Copy out each line below verbatim, skipping any picture.

'''

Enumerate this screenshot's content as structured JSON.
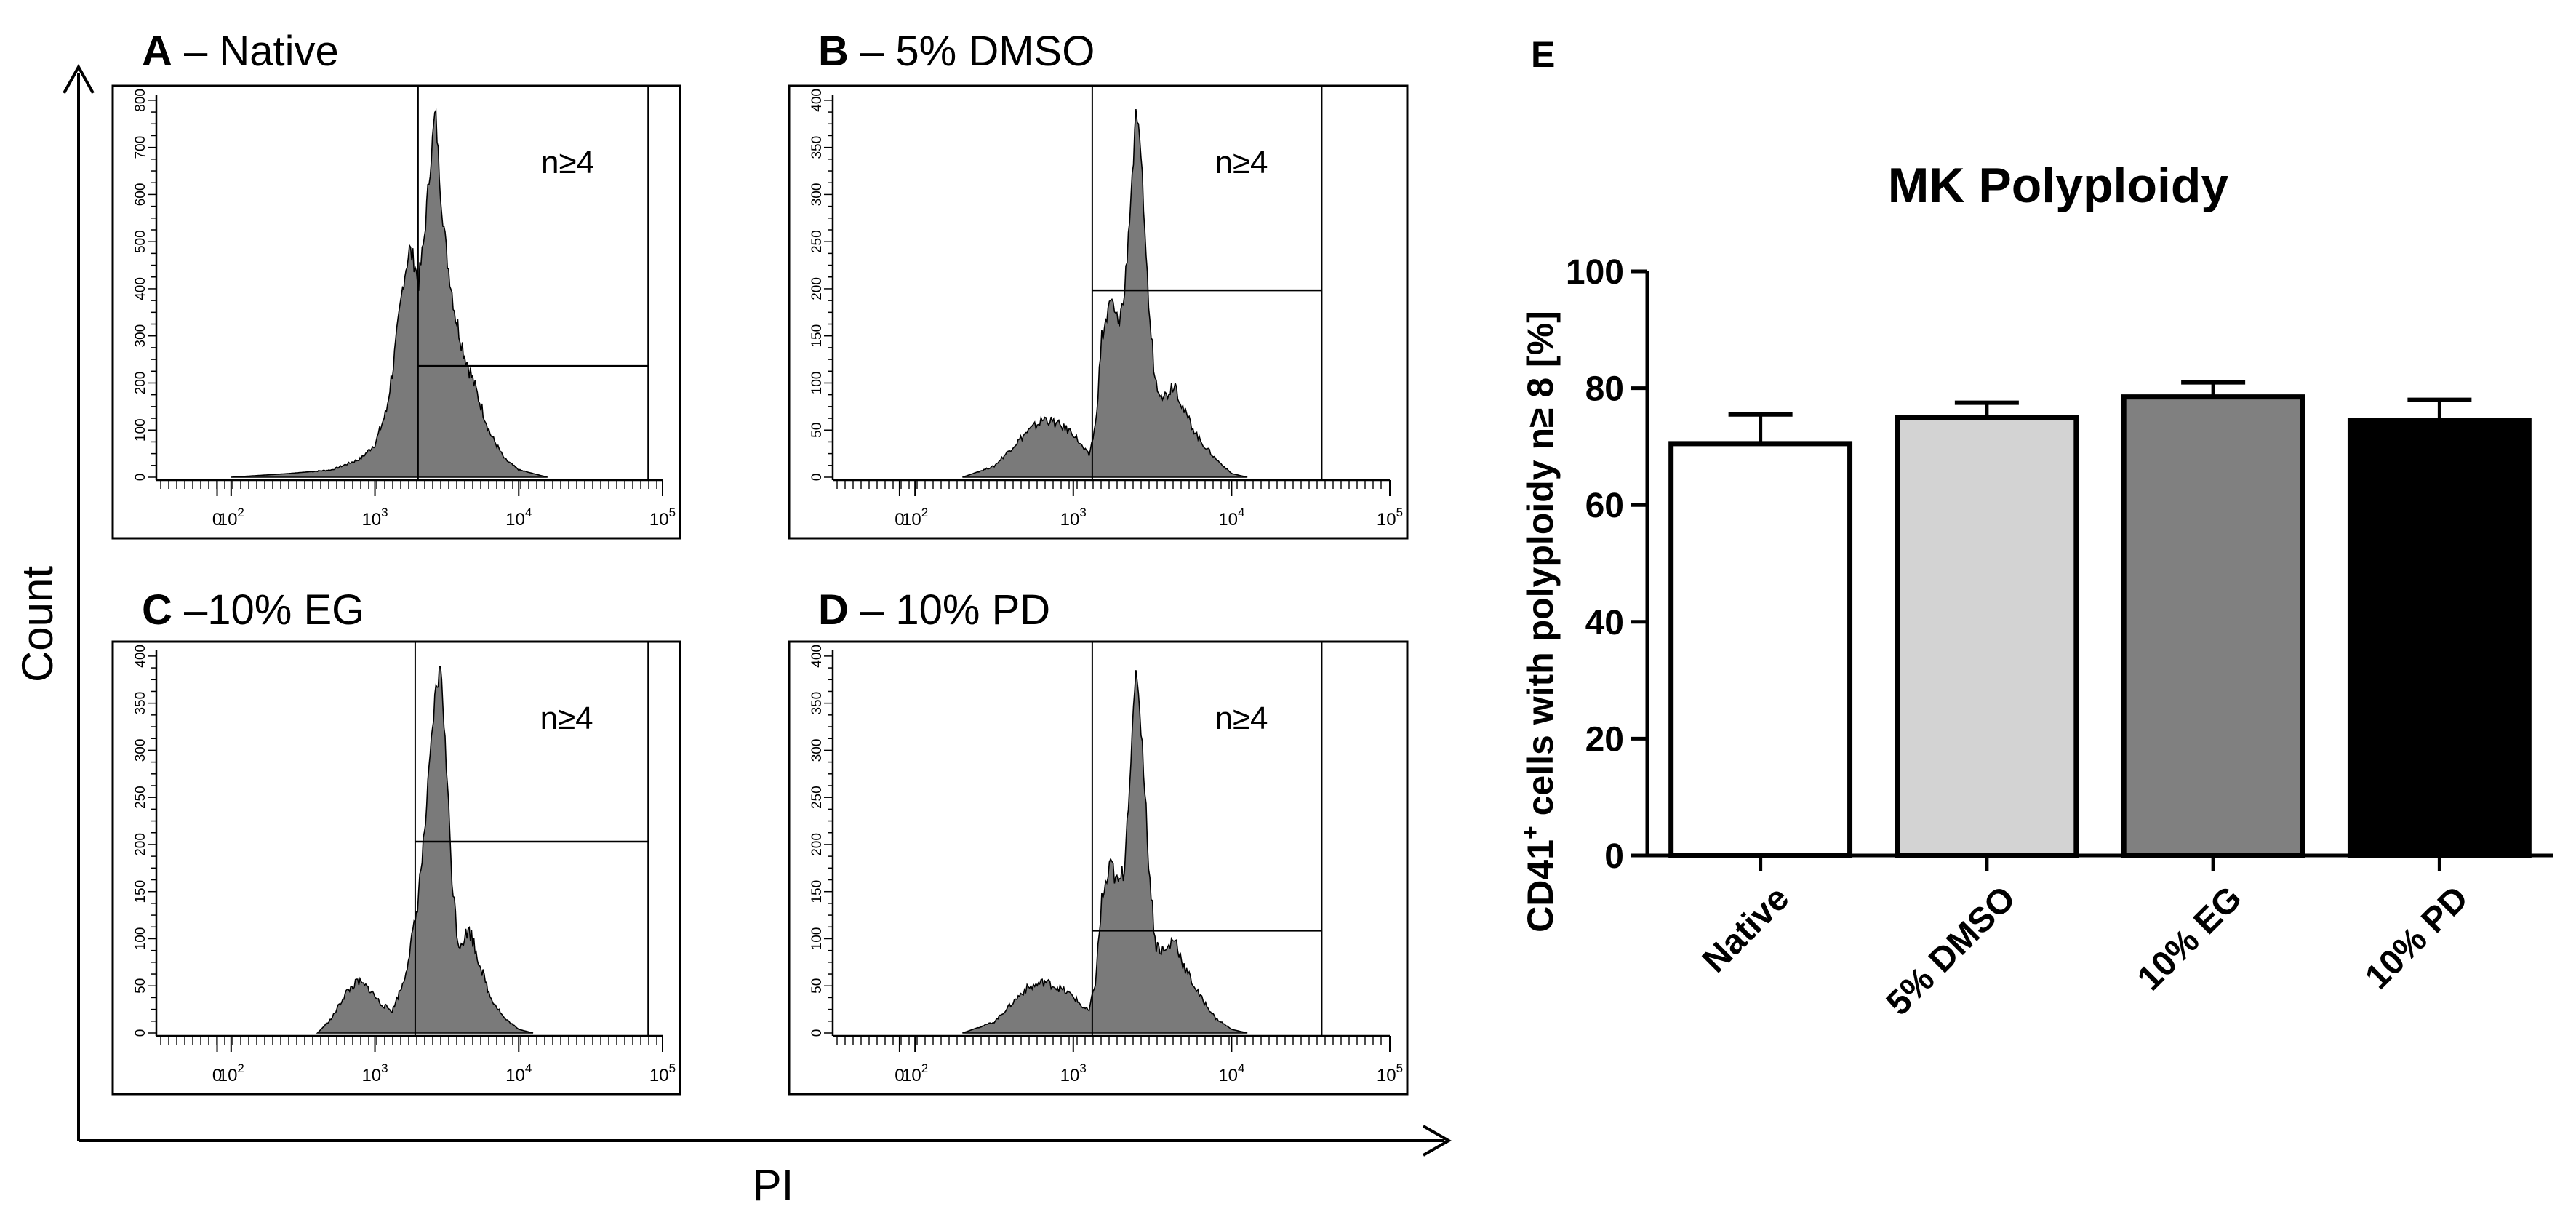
{
  "figure": {
    "axis_y_label": "Count",
    "axis_x_label": "PI",
    "axis_color": "#000000",
    "histogram_fill": "#7a7a7a",
    "frame_color": "#000000"
  },
  "panels": [
    {
      "letter": "A",
      "sep": " – ",
      "title": "Native",
      "gate_label": "n≥4",
      "x_ticks": [
        "0",
        "10",
        "10",
        "10",
        "10"
      ],
      "x_tick_exps": [
        "",
        "2",
        "3",
        "4",
        "5"
      ],
      "y_ticks": [
        "0",
        "100",
        "200",
        "300",
        "400",
        "500",
        "600",
        "700",
        "800"
      ],
      "peak_profile": [
        [
          2.0,
          0
        ],
        [
          2.4,
          1
        ],
        [
          2.7,
          2
        ],
        [
          2.9,
          5
        ],
        [
          3.0,
          9
        ],
        [
          3.08,
          18
        ],
        [
          3.14,
          34
        ],
        [
          3.2,
          54
        ],
        [
          3.24,
          62
        ],
        [
          3.28,
          58
        ],
        [
          3.3,
          52
        ],
        [
          3.34,
          64
        ],
        [
          3.38,
          83
        ],
        [
          3.42,
          100
        ],
        [
          3.46,
          76
        ],
        [
          3.5,
          60
        ],
        [
          3.56,
          44
        ],
        [
          3.62,
          34
        ],
        [
          3.7,
          24
        ],
        [
          3.8,
          12
        ],
        [
          3.9,
          5
        ],
        [
          4.0,
          2
        ],
        [
          4.2,
          0
        ]
      ],
      "peak_y_max": 860,
      "gate_min": 3.3,
      "gate_max": 4.9,
      "gate_height": 250
    },
    {
      "letter": "B",
      "sep": " – ",
      "title": "5% DMSO",
      "gate_label": "n≥4",
      "x_ticks": [
        "0",
        "10",
        "10",
        "10",
        "10"
      ],
      "x_tick_exps": [
        "",
        "2",
        "3",
        "4",
        "5"
      ],
      "y_ticks": [
        "0",
        "50",
        "100",
        "150",
        "200",
        "250",
        "300",
        "350",
        "400"
      ],
      "peak_profile": [
        [
          2.3,
          0
        ],
        [
          2.5,
          3
        ],
        [
          2.7,
          12
        ],
        [
          2.82,
          16
        ],
        [
          2.92,
          14
        ],
        [
          3.0,
          12
        ],
        [
          3.06,
          8
        ],
        [
          3.1,
          6
        ],
        [
          3.14,
          14
        ],
        [
          3.18,
          38
        ],
        [
          3.24,
          48
        ],
        [
          3.28,
          42
        ],
        [
          3.32,
          48
        ],
        [
          3.36,
          74
        ],
        [
          3.4,
          100
        ],
        [
          3.44,
          78
        ],
        [
          3.48,
          44
        ],
        [
          3.52,
          26
        ],
        [
          3.58,
          22
        ],
        [
          3.64,
          26
        ],
        [
          3.7,
          18
        ],
        [
          3.8,
          10
        ],
        [
          3.9,
          5
        ],
        [
          4.0,
          1
        ],
        [
          4.1,
          0
        ]
      ],
      "peak_y_max": 430,
      "gate_min": 3.12,
      "gate_max": 4.57,
      "gate_height": 210
    },
    {
      "letter": "C",
      "sep": " –",
      "title": "10% EG",
      "gate_label": "n≥4",
      "x_ticks": [
        "0",
        "10",
        "10",
        "10",
        "10"
      ],
      "x_tick_exps": [
        "",
        "2",
        "3",
        "4",
        "5"
      ],
      "y_ticks": [
        "0",
        "50",
        "100",
        "150",
        "200",
        "250",
        "300",
        "350",
        "400"
      ],
      "peak_profile": [
        [
          2.6,
          0
        ],
        [
          2.7,
          4
        ],
        [
          2.8,
          11
        ],
        [
          2.88,
          14
        ],
        [
          2.96,
          12
        ],
        [
          3.04,
          8
        ],
        [
          3.12,
          6
        ],
        [
          3.2,
          14
        ],
        [
          3.28,
          30
        ],
        [
          3.34,
          52
        ],
        [
          3.38,
          72
        ],
        [
          3.42,
          92
        ],
        [
          3.46,
          100
        ],
        [
          3.5,
          70
        ],
        [
          3.54,
          40
        ],
        [
          3.58,
          24
        ],
        [
          3.62,
          26
        ],
        [
          3.66,
          28
        ],
        [
          3.72,
          20
        ],
        [
          3.8,
          10
        ],
        [
          3.9,
          4
        ],
        [
          4.0,
          1
        ],
        [
          4.1,
          0
        ]
      ],
      "peak_y_max": 420,
      "gate_min": 3.28,
      "gate_max": 4.9,
      "gate_height": 210
    },
    {
      "letter": "D",
      "sep": " – ",
      "title": "10% PD",
      "gate_label": "n≥4",
      "x_ticks": [
        "0",
        "10",
        "10",
        "10",
        "10"
      ],
      "x_tick_exps": [
        "",
        "2",
        "3",
        "4",
        "5"
      ],
      "y_ticks": [
        "0",
        "50",
        "100",
        "150",
        "200",
        "250",
        "300",
        "350",
        "400"
      ],
      "peak_profile": [
        [
          2.3,
          0
        ],
        [
          2.5,
          3
        ],
        [
          2.7,
          12
        ],
        [
          2.82,
          14
        ],
        [
          2.92,
          12
        ],
        [
          3.0,
          10
        ],
        [
          3.06,
          7
        ],
        [
          3.1,
          6
        ],
        [
          3.14,
          14
        ],
        [
          3.18,
          36
        ],
        [
          3.24,
          46
        ],
        [
          3.28,
          40
        ],
        [
          3.32,
          44
        ],
        [
          3.36,
          72
        ],
        [
          3.4,
          100
        ],
        [
          3.44,
          76
        ],
        [
          3.48,
          44
        ],
        [
          3.52,
          24
        ],
        [
          3.58,
          22
        ],
        [
          3.64,
          26
        ],
        [
          3.7,
          18
        ],
        [
          3.8,
          10
        ],
        [
          3.9,
          4
        ],
        [
          4.0,
          1
        ],
        [
          4.1,
          0
        ]
      ],
      "peak_y_max": 430,
      "gate_min": 3.12,
      "gate_max": 4.57,
      "gate_height": 115
    }
  ],
  "chart_data": {
    "type": "bar",
    "panel_letter": "E",
    "title": "MK Polyploidy",
    "ylabel_main": "CD41",
    "ylabel_sup": "+",
    "ylabel_rest": " cells with polyploidy n≥ 8 [%]",
    "xlabel": "",
    "categories": [
      "Native",
      "5% DMSO",
      "10% EG",
      "10% PD"
    ],
    "values": [
      70.5,
      75,
      78.5,
      74.5
    ],
    "errors": [
      5,
      2.5,
      2.5,
      3.5
    ],
    "colors": [
      "#ffffff",
      "#d3d3d3",
      "#808080",
      "#000000"
    ],
    "ylim": [
      0,
      100
    ],
    "yticks": [
      0,
      20,
      40,
      60,
      80,
      100
    ]
  }
}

'''

- Exercise output
Enumerate this screenshot's content as structured JSON.
{
  "figure": {
    "axis_y_label": "Count",
    "axis_x_label": "PI",
    "axis_color": "#000000",
    "histogram_fill": "#7a7a7a",
    "frame_color": "#000000"
  },
  "panels": [
    {
      "letter": "A",
      "sep": " – ",
      "title": "Native",
      "gate_label": "n≥4",
      "x_ticks": [
        "0",
        "10",
        "10",
        "10",
        "10"
      ],
      "x_tick_exps": [
        "",
        "2",
        "3",
        "4",
        "5"
      ],
      "y_ticks": [
        "0",
        "100",
        "200",
        "300",
        "400",
        "500",
        "600",
        "700",
        "800"
      ],
      "peak_profile": [
        [
          2.0,
          0
        ],
        [
          2.4,
          1
        ],
        [
          2.7,
          2
        ],
        [
          2.9,
          5
        ],
        [
          3.0,
          9
        ],
        [
          3.08,
          18
        ],
        [
          3.14,
          34
        ],
        [
          3.2,
          54
        ],
        [
          3.24,
          62
        ],
        [
          3.28,
          58
        ],
        [
          3.3,
          52
        ],
        [
          3.34,
          64
        ],
        [
          3.38,
          83
        ],
        [
          3.42,
          100
        ],
        [
          3.46,
          76
        ],
        [
          3.5,
          60
        ],
        [
          3.56,
          44
        ],
        [
          3.62,
          34
        ],
        [
          3.7,
          24
        ],
        [
          3.8,
          12
        ],
        [
          3.9,
          5
        ],
        [
          4.0,
          2
        ],
        [
          4.2,
          0
        ]
      ],
      "peak_y_max": 860,
      "gate_min": 3.3,
      "gate_max": 4.9,
      "gate_height": 250
    },
    {
      "letter": "B",
      "sep": " – ",
      "title": "5% DMSO",
      "gate_label": "n≥4",
      "x_ticks": [
        "0",
        "10",
        "10",
        "10",
        "10"
      ],
      "x_tick_exps": [
        "",
        "2",
        "3",
        "4",
        "5"
      ],
      "y_ticks": [
        "0",
        "50",
        "100",
        "150",
        "200",
        "250",
        "300",
        "350",
        "400"
      ],
      "peak_profile": [
        [
          2.3,
          0
        ],
        [
          2.5,
          3
        ],
        [
          2.7,
          12
        ],
        [
          2.82,
          16
        ],
        [
          2.92,
          14
        ],
        [
          3.0,
          12
        ],
        [
          3.06,
          8
        ],
        [
          3.1,
          6
        ],
        [
          3.14,
          14
        ],
        [
          3.18,
          38
        ],
        [
          3.24,
          48
        ],
        [
          3.28,
          42
        ],
        [
          3.32,
          48
        ],
        [
          3.36,
          74
        ],
        [
          3.4,
          100
        ],
        [
          3.44,
          78
        ],
        [
          3.48,
          44
        ],
        [
          3.52,
          26
        ],
        [
          3.58,
          22
        ],
        [
          3.64,
          26
        ],
        [
          3.7,
          18
        ],
        [
          3.8,
          10
        ],
        [
          3.9,
          5
        ],
        [
          4.0,
          1
        ],
        [
          4.1,
          0
        ]
      ],
      "peak_y_max": 430,
      "gate_min": 3.12,
      "gate_max": 4.57,
      "gate_height": 210
    },
    {
      "letter": "C",
      "sep": " –",
      "title": "10% EG",
      "gate_label": "n≥4",
      "x_ticks": [
        "0",
        "10",
        "10",
        "10",
        "10"
      ],
      "x_tick_exps": [
        "",
        "2",
        "3",
        "4",
        "5"
      ],
      "y_ticks": [
        "0",
        "50",
        "100",
        "150",
        "200",
        "250",
        "300",
        "350",
        "400"
      ],
      "peak_profile": [
        [
          2.6,
          0
        ],
        [
          2.7,
          4
        ],
        [
          2.8,
          11
        ],
        [
          2.88,
          14
        ],
        [
          2.96,
          12
        ],
        [
          3.04,
          8
        ],
        [
          3.12,
          6
        ],
        [
          3.2,
          14
        ],
        [
          3.28,
          30
        ],
        [
          3.34,
          52
        ],
        [
          3.38,
          72
        ],
        [
          3.42,
          92
        ],
        [
          3.46,
          100
        ],
        [
          3.5,
          70
        ],
        [
          3.54,
          40
        ],
        [
          3.58,
          24
        ],
        [
          3.62,
          26
        ],
        [
          3.66,
          28
        ],
        [
          3.72,
          20
        ],
        [
          3.8,
          10
        ],
        [
          3.9,
          4
        ],
        [
          4.0,
          1
        ],
        [
          4.1,
          0
        ]
      ],
      "peak_y_max": 420,
      "gate_min": 3.28,
      "gate_max": 4.9,
      "gate_height": 210
    },
    {
      "letter": "D",
      "sep": " – ",
      "title": "10% PD",
      "gate_label": "n≥4",
      "x_ticks": [
        "0",
        "10",
        "10",
        "10",
        "10"
      ],
      "x_tick_exps": [
        "",
        "2",
        "3",
        "4",
        "5"
      ],
      "y_ticks": [
        "0",
        "50",
        "100",
        "150",
        "200",
        "250",
        "300",
        "350",
        "400"
      ],
      "peak_profile": [
        [
          2.3,
          0
        ],
        [
          2.5,
          3
        ],
        [
          2.7,
          12
        ],
        [
          2.82,
          14
        ],
        [
          2.92,
          12
        ],
        [
          3.0,
          10
        ],
        [
          3.06,
          7
        ],
        [
          3.1,
          6
        ],
        [
          3.14,
          14
        ],
        [
          3.18,
          36
        ],
        [
          3.24,
          46
        ],
        [
          3.28,
          40
        ],
        [
          3.32,
          44
        ],
        [
          3.36,
          72
        ],
        [
          3.4,
          100
        ],
        [
          3.44,
          76
        ],
        [
          3.48,
          44
        ],
        [
          3.52,
          24
        ],
        [
          3.58,
          22
        ],
        [
          3.64,
          26
        ],
        [
          3.7,
          18
        ],
        [
          3.8,
          10
        ],
        [
          3.9,
          4
        ],
        [
          4.0,
          1
        ],
        [
          4.1,
          0
        ]
      ],
      "peak_y_max": 430,
      "gate_min": 3.12,
      "gate_max": 4.57,
      "gate_height": 115
    }
  ],
  "chart_data": {
    "type": "bar",
    "panel_letter": "E",
    "title": "MK Polyploidy",
    "ylabel_main": "CD41",
    "ylabel_sup": "+",
    "ylabel_rest": " cells with polyploidy n≥ 8 [%]",
    "xlabel": "",
    "categories": [
      "Native",
      "5% DMSO",
      "10% EG",
      "10% PD"
    ],
    "values": [
      70.5,
      75,
      78.5,
      74.5
    ],
    "errors": [
      5,
      2.5,
      2.5,
      3.5
    ],
    "colors": [
      "#ffffff",
      "#d3d3d3",
      "#808080",
      "#000000"
    ],
    "ylim": [
      0,
      100
    ],
    "yticks": [
      0,
      20,
      40,
      60,
      80,
      100
    ]
  }
}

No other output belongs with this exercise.